TASK OBJECTIVE – Pick out each line containing the string "dark" and copy it.

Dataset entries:
======
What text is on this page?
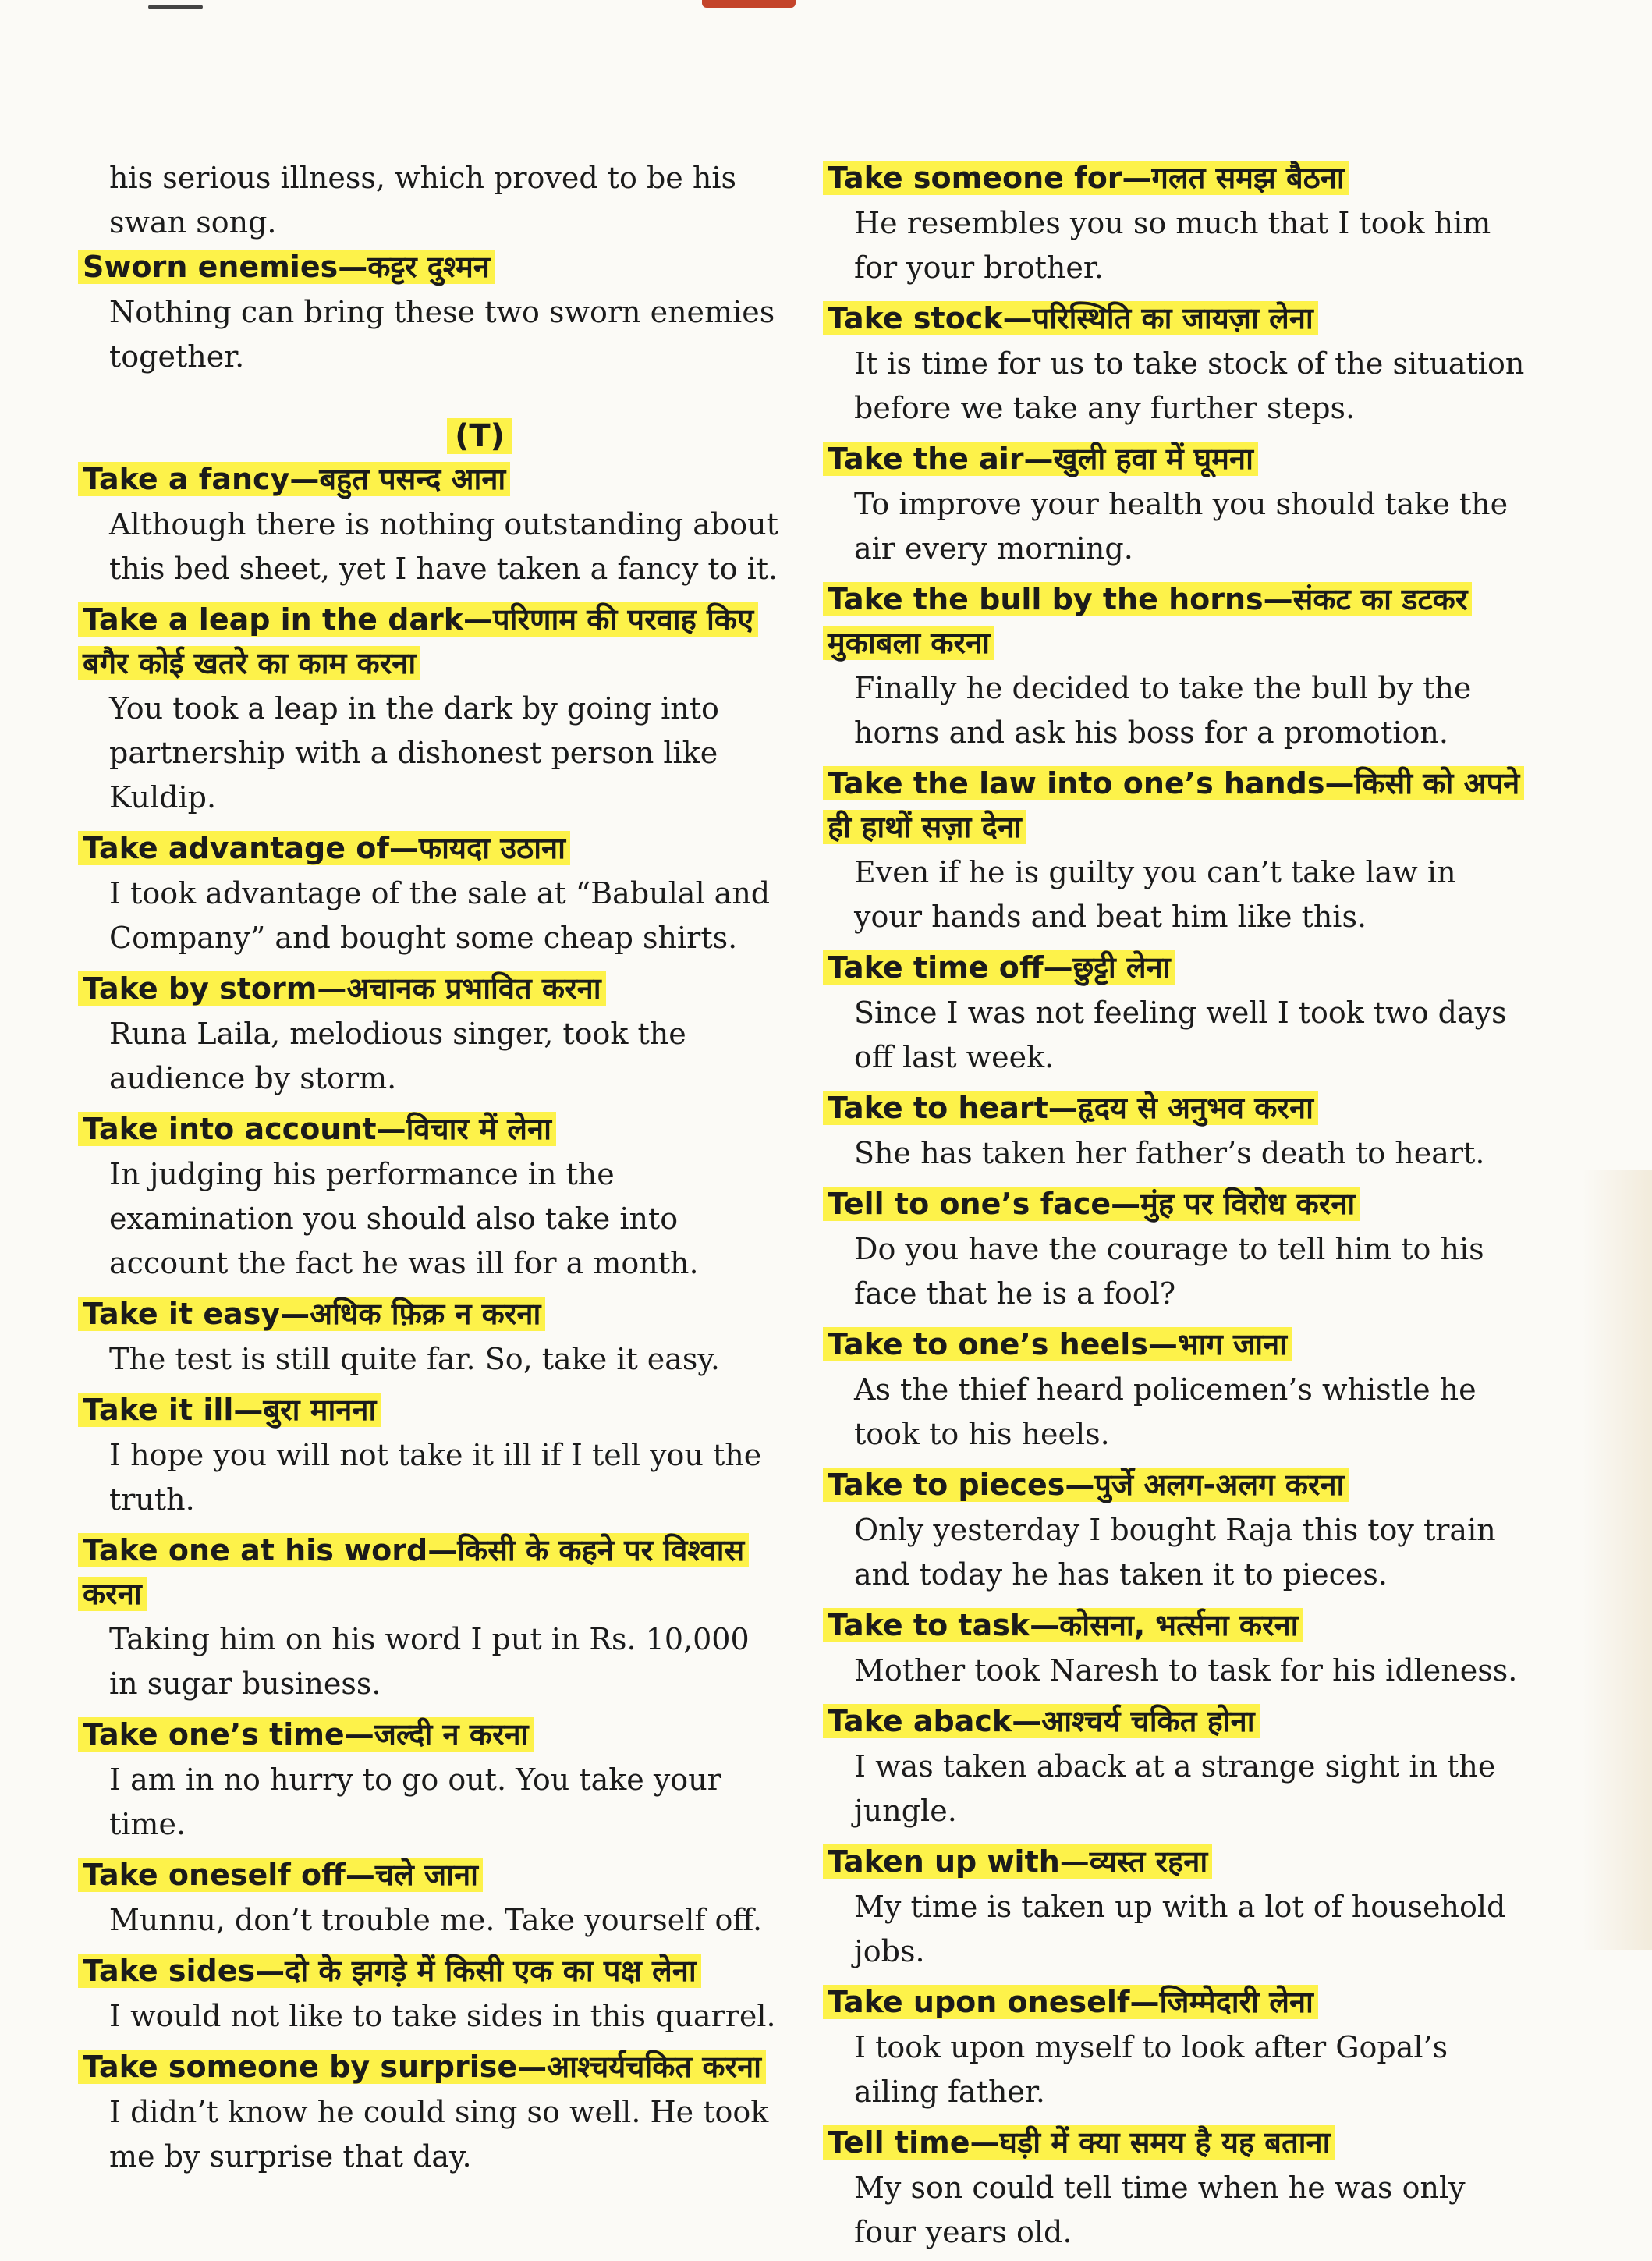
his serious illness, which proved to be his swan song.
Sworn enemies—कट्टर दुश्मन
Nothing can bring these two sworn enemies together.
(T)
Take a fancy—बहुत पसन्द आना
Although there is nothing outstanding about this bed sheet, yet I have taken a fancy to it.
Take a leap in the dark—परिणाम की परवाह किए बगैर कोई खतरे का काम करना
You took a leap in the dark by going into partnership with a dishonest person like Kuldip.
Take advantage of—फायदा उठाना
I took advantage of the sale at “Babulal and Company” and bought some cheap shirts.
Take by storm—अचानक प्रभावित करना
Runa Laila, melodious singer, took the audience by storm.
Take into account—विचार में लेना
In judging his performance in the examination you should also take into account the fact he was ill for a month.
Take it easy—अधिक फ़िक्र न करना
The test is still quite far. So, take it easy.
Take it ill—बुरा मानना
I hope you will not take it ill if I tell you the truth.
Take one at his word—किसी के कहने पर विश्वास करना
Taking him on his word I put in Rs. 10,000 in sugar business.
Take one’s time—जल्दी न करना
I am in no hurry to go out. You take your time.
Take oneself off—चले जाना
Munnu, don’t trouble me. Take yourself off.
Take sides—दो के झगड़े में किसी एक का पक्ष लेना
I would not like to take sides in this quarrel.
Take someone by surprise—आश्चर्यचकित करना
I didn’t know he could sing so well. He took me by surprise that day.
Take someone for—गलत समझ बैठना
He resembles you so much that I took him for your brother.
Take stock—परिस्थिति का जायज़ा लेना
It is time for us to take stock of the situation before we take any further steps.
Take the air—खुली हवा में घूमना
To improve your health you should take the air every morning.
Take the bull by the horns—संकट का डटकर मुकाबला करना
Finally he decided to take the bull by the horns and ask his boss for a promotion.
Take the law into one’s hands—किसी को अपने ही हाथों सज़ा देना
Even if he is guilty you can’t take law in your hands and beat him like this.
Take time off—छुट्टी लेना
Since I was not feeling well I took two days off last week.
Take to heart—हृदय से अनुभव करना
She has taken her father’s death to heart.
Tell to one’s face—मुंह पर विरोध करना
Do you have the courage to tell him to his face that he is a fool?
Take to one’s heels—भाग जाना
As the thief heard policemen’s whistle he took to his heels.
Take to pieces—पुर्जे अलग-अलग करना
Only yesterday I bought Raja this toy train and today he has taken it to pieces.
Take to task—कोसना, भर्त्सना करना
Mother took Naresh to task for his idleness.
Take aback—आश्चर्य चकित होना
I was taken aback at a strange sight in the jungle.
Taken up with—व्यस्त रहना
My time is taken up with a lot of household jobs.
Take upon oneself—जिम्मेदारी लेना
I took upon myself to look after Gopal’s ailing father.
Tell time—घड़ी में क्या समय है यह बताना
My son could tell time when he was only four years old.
======
SOLUTION FOR THIS TASK –
Take a leap in the dark—परिणाम की परवाह किए बगैर कोई खतरे का काम करना
You took a leap in the dark by going into partnership with a dishonest person like Kuldip.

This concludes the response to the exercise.